### TASK STATEMENT:
Gather all lines with "circle" from the records.

### INFORMATION PROVIDED:
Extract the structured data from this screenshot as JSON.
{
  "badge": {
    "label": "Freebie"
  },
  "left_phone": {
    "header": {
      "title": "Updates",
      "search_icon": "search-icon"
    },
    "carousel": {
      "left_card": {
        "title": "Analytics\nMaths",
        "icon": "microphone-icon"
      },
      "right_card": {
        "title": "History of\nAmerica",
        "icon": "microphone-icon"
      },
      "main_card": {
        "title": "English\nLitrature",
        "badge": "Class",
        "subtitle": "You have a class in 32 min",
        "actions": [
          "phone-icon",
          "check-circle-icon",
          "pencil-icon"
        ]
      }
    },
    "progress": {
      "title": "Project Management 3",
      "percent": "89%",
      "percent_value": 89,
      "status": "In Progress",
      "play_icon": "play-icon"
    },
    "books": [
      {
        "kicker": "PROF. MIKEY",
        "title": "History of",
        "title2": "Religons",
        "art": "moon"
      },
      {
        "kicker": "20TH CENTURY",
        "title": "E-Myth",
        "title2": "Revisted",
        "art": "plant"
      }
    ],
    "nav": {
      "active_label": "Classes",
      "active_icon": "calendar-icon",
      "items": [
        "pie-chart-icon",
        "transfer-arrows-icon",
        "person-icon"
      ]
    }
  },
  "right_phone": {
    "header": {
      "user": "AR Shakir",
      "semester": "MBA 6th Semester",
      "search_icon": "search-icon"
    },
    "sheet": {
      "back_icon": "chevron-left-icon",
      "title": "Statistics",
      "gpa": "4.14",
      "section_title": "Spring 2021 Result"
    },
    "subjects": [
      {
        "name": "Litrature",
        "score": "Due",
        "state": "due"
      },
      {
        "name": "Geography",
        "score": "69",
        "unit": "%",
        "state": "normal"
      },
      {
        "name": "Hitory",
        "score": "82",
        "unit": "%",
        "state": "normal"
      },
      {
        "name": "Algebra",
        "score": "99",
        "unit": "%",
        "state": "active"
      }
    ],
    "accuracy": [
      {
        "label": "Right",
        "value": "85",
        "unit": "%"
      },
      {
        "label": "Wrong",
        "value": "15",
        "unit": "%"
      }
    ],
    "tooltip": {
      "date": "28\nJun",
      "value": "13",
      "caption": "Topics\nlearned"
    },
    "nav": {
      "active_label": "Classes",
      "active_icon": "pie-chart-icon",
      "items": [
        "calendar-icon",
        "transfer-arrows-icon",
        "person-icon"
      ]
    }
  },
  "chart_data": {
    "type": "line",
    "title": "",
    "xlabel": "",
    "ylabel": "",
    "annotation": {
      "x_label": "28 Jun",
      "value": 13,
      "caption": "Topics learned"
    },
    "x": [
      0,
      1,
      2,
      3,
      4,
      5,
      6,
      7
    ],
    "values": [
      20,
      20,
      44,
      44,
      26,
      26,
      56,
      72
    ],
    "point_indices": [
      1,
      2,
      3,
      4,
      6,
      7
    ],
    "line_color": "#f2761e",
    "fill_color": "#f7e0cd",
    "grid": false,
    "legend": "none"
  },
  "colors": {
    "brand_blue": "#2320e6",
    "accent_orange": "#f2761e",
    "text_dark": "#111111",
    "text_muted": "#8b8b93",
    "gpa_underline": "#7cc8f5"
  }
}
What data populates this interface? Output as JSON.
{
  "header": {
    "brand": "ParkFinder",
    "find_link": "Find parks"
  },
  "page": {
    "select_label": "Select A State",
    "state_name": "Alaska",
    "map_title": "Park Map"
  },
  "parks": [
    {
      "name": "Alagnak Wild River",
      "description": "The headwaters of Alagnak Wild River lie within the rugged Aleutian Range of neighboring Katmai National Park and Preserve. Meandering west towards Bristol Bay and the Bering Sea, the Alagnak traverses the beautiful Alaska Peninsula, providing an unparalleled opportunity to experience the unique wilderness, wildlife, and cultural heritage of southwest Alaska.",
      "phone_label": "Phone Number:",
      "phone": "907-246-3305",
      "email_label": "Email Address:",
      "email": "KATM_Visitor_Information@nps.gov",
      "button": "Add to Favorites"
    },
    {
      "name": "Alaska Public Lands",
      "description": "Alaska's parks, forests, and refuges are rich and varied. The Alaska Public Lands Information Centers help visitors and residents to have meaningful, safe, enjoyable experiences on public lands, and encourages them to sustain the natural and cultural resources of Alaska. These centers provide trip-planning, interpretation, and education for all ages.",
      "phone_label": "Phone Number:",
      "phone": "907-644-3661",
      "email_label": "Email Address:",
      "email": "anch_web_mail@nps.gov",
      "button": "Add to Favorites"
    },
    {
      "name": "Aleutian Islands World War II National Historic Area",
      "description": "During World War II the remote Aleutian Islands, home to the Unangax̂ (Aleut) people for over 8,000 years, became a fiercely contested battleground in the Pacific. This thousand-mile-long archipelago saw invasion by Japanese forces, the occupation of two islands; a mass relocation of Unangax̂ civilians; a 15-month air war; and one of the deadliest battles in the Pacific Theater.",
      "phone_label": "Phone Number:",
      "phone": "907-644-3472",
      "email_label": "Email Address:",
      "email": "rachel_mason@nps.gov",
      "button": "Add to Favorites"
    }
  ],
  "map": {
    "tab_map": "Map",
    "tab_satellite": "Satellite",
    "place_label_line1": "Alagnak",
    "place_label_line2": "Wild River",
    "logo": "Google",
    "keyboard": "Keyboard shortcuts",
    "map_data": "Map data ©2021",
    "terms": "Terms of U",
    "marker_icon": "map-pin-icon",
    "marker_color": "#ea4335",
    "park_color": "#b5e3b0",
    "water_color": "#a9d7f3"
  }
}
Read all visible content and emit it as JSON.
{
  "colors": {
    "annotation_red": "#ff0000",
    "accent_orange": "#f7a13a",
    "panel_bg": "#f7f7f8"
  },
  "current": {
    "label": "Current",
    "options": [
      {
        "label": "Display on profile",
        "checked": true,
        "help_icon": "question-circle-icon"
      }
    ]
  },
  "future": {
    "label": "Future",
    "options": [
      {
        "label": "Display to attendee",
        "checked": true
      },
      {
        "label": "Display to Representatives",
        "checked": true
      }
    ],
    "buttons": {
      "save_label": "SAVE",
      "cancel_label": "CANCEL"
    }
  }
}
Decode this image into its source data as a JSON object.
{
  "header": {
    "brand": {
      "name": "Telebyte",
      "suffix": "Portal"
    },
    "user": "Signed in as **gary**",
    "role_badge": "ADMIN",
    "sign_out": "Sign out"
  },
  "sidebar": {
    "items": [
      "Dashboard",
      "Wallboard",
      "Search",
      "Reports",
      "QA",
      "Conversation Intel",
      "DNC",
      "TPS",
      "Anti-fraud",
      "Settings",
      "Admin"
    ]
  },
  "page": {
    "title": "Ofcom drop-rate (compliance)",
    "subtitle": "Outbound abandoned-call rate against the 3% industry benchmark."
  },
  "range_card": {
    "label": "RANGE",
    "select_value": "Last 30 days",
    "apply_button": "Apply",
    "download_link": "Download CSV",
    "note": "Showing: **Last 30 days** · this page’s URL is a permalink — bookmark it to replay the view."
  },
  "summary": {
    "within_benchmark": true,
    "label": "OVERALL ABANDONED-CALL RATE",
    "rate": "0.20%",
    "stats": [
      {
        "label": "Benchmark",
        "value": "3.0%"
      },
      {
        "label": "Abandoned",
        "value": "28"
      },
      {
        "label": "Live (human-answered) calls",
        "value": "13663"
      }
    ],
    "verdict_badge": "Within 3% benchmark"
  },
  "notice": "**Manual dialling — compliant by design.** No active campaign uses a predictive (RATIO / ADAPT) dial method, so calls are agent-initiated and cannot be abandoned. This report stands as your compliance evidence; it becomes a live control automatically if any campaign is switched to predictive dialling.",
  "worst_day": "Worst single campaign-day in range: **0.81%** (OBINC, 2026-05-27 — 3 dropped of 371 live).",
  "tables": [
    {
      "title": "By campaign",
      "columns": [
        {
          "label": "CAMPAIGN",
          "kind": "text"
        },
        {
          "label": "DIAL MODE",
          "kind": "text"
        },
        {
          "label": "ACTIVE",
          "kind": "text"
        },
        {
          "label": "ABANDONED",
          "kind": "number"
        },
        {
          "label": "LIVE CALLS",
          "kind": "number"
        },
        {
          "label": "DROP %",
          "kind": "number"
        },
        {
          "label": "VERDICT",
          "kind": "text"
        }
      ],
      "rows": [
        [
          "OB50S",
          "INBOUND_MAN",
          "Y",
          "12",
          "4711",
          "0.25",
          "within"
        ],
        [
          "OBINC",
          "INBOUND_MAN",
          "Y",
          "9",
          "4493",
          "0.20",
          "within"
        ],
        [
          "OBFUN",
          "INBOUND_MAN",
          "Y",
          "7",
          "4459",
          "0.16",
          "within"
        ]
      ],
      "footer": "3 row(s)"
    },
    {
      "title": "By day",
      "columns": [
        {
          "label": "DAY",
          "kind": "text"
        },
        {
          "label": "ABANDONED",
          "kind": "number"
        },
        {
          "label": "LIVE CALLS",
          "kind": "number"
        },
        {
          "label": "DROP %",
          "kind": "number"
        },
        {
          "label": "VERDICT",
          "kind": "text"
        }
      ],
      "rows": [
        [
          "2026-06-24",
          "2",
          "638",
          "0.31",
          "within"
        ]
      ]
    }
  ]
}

### EXERCISE RESULT:
          "check-circle-icon",
        "help_icon": "question-circle-icon"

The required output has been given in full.